Would you pull out every line of the material that contains the string "text"?

★ ★ ★ ★

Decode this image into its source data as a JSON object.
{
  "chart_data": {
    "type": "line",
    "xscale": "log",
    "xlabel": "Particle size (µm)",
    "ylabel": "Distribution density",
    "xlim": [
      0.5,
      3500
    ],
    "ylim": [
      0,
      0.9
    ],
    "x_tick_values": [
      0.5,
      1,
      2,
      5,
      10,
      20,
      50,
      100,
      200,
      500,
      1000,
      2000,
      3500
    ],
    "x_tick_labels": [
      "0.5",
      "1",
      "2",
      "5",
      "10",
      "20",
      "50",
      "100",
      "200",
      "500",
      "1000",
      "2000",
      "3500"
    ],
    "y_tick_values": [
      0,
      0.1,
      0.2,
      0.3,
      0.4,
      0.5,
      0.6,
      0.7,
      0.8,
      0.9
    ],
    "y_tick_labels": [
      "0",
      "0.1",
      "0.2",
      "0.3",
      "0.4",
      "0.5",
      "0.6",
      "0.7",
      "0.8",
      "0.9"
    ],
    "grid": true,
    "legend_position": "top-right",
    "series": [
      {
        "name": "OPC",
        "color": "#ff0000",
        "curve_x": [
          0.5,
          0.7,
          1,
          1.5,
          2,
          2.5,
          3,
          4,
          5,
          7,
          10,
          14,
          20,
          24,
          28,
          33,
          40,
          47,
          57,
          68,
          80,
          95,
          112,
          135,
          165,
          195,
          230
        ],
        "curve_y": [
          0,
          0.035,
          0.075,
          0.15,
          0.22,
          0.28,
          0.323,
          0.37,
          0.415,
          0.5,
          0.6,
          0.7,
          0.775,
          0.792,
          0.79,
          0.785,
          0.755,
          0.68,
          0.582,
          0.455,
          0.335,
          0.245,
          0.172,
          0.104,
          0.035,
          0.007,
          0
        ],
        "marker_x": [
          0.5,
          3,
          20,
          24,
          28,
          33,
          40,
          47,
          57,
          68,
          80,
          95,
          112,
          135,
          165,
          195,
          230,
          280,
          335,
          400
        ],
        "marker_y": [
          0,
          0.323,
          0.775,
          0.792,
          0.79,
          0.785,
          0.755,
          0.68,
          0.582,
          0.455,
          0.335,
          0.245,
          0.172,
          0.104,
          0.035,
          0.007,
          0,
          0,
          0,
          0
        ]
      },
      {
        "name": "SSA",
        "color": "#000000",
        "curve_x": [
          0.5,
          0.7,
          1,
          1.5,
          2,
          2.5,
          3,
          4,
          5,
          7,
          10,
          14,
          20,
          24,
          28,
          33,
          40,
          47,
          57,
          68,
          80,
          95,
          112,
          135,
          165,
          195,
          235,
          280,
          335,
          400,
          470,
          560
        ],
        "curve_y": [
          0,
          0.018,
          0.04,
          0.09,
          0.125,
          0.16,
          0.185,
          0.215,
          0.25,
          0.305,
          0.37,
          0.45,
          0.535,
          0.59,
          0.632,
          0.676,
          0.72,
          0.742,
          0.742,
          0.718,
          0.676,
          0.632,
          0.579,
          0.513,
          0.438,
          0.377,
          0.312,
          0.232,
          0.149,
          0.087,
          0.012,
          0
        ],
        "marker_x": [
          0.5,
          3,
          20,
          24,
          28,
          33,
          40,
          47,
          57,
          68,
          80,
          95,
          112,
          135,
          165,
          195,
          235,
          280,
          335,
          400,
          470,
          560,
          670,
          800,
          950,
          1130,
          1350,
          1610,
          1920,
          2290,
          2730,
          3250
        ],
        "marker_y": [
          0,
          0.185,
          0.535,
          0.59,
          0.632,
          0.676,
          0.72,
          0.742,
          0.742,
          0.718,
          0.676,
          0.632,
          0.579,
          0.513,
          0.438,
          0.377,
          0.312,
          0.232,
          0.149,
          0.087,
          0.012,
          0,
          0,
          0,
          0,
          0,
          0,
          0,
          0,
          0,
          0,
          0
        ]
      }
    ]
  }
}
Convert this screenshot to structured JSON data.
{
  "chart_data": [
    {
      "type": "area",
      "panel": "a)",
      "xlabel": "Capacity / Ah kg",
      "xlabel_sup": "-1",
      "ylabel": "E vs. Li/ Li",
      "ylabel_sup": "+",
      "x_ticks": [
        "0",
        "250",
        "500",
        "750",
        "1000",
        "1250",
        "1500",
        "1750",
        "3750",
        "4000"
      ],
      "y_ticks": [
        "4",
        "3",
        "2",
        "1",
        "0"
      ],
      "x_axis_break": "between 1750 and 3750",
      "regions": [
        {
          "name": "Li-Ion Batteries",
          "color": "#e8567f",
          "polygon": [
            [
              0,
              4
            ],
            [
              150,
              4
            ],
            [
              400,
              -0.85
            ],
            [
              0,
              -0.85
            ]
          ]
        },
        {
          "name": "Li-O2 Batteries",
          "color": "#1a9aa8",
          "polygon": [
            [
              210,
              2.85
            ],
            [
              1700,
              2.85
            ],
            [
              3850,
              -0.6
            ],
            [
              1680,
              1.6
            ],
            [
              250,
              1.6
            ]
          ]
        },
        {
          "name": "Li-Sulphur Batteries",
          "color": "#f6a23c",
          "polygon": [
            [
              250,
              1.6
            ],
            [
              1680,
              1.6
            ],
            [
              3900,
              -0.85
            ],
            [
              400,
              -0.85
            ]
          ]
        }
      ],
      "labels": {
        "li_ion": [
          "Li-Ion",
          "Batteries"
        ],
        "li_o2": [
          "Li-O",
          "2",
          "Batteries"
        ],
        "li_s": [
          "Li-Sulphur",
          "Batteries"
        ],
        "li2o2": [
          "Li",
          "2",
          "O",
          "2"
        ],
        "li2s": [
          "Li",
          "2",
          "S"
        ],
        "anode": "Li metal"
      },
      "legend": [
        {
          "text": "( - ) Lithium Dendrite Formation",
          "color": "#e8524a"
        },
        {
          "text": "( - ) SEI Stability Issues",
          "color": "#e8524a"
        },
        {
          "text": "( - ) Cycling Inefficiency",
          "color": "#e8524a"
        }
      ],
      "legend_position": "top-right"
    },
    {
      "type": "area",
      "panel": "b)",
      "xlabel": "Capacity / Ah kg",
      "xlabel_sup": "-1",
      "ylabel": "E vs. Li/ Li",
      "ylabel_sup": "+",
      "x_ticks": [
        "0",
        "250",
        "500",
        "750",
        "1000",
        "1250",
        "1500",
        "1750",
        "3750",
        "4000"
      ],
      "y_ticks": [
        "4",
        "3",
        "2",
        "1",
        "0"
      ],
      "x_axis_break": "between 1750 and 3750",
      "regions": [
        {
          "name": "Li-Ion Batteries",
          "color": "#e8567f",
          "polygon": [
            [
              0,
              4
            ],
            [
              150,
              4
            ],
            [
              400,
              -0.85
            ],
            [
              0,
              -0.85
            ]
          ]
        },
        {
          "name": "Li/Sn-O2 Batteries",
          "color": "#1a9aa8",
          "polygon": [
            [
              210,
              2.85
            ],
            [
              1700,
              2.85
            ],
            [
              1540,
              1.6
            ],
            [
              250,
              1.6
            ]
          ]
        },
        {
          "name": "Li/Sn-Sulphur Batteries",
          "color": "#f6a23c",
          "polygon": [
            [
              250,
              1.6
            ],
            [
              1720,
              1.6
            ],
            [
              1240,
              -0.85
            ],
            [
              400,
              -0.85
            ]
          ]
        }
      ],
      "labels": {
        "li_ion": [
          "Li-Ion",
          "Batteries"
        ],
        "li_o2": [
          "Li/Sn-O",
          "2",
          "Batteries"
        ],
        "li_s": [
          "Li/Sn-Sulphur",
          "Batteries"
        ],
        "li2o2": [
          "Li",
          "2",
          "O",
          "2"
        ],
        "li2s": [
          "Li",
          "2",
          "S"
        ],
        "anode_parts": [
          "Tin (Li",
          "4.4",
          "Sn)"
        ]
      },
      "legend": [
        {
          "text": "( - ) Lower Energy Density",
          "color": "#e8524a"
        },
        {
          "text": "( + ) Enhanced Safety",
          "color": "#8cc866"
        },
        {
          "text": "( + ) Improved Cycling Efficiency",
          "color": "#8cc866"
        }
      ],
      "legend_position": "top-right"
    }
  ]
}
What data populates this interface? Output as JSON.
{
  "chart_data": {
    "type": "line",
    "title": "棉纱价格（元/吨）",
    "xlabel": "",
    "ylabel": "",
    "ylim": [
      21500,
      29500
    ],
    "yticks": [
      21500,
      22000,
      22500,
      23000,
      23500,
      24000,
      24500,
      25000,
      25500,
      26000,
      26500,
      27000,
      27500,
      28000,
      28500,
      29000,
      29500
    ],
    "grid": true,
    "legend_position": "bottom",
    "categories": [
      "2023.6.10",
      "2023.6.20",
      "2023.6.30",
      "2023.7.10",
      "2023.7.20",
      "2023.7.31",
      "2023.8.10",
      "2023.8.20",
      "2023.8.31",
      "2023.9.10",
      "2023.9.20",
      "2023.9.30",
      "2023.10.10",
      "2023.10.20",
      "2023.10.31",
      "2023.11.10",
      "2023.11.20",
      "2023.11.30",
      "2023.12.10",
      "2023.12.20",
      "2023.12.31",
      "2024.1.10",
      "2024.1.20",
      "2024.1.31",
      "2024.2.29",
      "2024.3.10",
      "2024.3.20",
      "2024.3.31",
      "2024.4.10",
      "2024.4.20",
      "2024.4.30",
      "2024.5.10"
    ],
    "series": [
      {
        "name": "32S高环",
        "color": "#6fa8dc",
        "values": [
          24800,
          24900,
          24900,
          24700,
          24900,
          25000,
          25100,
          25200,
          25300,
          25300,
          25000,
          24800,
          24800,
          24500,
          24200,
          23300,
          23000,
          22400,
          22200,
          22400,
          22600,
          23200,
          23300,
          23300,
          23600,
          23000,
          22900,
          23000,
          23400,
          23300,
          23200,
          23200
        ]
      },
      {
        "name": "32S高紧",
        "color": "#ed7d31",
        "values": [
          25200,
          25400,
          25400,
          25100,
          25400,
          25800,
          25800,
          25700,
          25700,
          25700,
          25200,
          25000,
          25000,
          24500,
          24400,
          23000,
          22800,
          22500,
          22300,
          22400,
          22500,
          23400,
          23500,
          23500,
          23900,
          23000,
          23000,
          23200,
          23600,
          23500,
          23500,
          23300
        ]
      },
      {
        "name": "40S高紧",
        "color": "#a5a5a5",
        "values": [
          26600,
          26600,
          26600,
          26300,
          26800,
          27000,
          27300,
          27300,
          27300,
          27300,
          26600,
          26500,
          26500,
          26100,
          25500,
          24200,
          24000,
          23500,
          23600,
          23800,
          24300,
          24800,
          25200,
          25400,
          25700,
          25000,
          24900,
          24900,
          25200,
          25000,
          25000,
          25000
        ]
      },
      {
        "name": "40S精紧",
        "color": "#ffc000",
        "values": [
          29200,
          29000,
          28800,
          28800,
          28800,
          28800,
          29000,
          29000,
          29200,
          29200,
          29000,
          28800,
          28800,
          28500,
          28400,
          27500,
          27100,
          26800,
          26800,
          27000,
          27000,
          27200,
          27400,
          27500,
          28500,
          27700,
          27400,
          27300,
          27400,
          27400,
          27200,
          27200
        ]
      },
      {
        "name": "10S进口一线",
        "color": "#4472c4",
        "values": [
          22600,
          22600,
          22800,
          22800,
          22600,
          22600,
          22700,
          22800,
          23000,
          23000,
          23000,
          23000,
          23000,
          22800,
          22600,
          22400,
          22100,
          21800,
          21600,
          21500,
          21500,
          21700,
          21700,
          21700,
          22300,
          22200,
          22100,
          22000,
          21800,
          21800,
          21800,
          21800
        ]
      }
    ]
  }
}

★ ★ ★ ★

**RESPONSE TO THIS EXERCISE**:
          "text": "( - ) Lithium Dendrite Formation",
          "text": "( - ) SEI Stability Issues",
          "text": "( - ) Cycling Inefficiency",
          "text": "( - ) Lower Energy Density",
          "text": "( + ) Enhanced Safety",
          "text": "( + ) Improved Cycling Efficiency",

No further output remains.